▶ Material provided

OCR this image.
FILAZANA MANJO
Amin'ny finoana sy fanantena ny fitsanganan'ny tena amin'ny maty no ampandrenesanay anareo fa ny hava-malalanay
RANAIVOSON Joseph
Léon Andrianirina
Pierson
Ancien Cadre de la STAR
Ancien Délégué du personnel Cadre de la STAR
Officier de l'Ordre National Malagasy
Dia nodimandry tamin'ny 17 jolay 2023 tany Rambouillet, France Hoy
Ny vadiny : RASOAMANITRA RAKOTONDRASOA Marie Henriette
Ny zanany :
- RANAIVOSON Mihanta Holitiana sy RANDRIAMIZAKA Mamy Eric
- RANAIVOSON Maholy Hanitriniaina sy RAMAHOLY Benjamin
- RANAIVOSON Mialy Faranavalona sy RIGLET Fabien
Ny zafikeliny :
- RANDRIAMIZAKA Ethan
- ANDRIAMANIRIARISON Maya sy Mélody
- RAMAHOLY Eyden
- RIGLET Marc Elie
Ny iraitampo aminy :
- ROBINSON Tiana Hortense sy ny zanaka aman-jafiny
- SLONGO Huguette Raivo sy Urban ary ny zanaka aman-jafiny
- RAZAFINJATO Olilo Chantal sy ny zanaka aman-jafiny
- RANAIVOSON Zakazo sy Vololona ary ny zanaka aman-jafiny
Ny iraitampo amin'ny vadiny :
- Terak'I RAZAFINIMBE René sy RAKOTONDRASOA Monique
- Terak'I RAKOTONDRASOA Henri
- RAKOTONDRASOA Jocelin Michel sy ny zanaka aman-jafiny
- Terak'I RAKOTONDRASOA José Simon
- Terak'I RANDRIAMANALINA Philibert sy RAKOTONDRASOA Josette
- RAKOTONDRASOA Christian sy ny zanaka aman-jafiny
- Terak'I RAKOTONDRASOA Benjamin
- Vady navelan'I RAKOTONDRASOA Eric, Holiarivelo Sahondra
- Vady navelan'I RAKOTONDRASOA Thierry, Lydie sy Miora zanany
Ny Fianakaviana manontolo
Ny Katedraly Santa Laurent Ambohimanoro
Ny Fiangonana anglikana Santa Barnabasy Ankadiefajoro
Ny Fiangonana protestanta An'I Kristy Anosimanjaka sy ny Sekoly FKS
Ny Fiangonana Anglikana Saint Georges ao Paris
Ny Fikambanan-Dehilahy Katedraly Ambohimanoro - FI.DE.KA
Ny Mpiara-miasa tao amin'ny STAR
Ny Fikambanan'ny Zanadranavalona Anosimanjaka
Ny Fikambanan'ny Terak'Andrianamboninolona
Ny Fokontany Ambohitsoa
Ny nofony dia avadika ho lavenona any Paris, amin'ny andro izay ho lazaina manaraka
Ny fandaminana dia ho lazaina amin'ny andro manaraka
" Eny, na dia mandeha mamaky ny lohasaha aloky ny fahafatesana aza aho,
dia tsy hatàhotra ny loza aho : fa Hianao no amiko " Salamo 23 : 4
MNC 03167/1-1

▶ Task directions
Gather each line that holds "RAMAHOLY".

▶ Reply
- RANAIVOSON Maholy Hanitriniaina sy RAMAHOLY Benjamin
- RAMAHOLY Eyden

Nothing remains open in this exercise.